━━ Stored records

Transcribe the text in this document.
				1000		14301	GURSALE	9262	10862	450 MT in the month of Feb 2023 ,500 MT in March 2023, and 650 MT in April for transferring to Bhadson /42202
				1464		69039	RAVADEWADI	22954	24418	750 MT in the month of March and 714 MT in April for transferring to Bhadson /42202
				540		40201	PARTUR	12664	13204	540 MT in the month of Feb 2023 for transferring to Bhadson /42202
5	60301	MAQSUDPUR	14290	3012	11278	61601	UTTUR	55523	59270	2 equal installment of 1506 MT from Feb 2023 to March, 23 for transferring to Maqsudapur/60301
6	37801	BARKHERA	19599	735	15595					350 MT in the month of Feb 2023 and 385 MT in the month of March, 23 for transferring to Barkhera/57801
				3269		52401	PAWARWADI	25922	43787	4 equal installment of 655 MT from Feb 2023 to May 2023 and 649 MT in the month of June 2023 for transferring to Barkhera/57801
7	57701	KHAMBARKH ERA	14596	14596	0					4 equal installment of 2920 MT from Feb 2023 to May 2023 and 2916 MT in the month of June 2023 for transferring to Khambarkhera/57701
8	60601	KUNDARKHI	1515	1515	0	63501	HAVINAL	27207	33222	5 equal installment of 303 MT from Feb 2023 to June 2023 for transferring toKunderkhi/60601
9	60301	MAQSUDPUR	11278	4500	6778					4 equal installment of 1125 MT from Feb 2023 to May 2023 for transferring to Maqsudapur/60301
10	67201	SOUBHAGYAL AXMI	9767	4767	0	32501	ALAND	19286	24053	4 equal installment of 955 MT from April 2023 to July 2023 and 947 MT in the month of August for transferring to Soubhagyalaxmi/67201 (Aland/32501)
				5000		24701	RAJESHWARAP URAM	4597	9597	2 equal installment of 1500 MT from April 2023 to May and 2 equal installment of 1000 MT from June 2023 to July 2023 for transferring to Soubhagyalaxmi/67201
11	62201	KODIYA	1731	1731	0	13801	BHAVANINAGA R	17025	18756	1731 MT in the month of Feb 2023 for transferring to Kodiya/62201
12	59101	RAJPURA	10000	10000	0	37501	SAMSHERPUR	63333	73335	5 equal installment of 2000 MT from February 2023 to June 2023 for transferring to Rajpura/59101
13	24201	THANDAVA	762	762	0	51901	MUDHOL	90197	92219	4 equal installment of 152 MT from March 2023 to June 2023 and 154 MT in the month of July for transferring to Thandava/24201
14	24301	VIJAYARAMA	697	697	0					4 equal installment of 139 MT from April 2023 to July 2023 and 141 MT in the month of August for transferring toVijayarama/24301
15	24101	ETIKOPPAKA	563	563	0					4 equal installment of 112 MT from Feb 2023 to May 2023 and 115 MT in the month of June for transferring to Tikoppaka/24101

━━━━

◆ **Short exercise**
Without omitting anything, output the entries exactly.

◆ **Written answer**
Transcribe the text in this document.
				1000		14301	GURSALE	9262	10862	450 MT in the month of Feb 2023 ,500 MT in March 2023, and 650 MT in April for transferring to Bhadson /42202
				1464		69039	RAVADEWADI	22954	24418	750 MT in the month of March and 714 MT in April for transferring to Bhadson /42202
				540		40201	PARTUR	12664	13204	540 MT in the month of Feb 2023 for transferring to Bhadson /42202
5	60301	MAQSUDPUR	14290	3012	11278	61601	UTTUR	55523	59270	2 equal installment of 1506 MT from Feb 2023 to March, 23 for transferring to Maqsudapur/60301
6	37801	BARKHERA	19599	735	15595					350 MT in the month of Feb 2023 and 385 MT in the month of March, 23 for transferring to Barkhera/57801
				3269		52401	PAWARWADI	25922	43787	4 equal installment of 655 MT from Feb 2023 to May 2023 and 649 MT in the month of June 2023 for transferring to Barkhera/57801
7	57701	KHAMBARKH ERA	14596	14596	0					4 equal installment of 2920 MT from Feb 2023 to May 2023 and 2916 MT in the month of June 2023 for transferring to Khambarkhera/57701
8	60601	KUNDARKHI	1515	1515	0	63501	HAVINAL	27207	33222	5 equal installment of 303 MT from Feb 2023 to June 2023 for transferring toKunderkhi/60601
9	60301	MAQSUDPUR	11278	4500	6778					4 equal installment of 1125 MT from Feb 2023 to May 2023 for transferring to Maqsudapur/60301
10	67201	SOUBHAGYAL AXMI	9767	4767	0	32501	ALAND	19286	24053	4 equal installment of 955 MT from April 2023 to July 2023 and 947 MT in the month of August for transferring to Soubhagyalaxmi/67201 (Aland/32501)
				5000		24701	RAJESHWARAP URAM	4597	9597	2 equal installment of 1500 MT from April 2023 to May and 2 equal installment of 1000 MT from June 2023 to July 2023 for transferring to Soubhagyalaxmi/67201
11	62201	KODIYA	1731	1731	0	13801	BHAVANINAGA R	17025	18756	1731 MT in the month of Feb 2023 for transferring to Kodiya/62201
12	59101	RAJPURA	10000	10000	0	37501	SAMSHERPUR	63333	73335	5 equal installment of 2000 MT from February 2023 to June 2023 for transferring to Rajpura/59101
13	24201	THANDAVA	762	762	0	51901	MUDHOL	90197	92219	4 equal installment of 152 MT from March 2023 to June 2023 and 154 MT in the month of July for transferring to Thandava/24201
14	24301	VIJAYARAMA	697	697	0					4 equal installment of 139 MT from April 2023 to July 2023 and 141 MT in the month of August for transferring toVijayarama/24301
15	24101	ETIKOPPAKA	563	563	0					4 equal installment of 112 MT from Feb 2023 to May 2023 and 115 MT in the month of June for transferring to Tikoppaka/24101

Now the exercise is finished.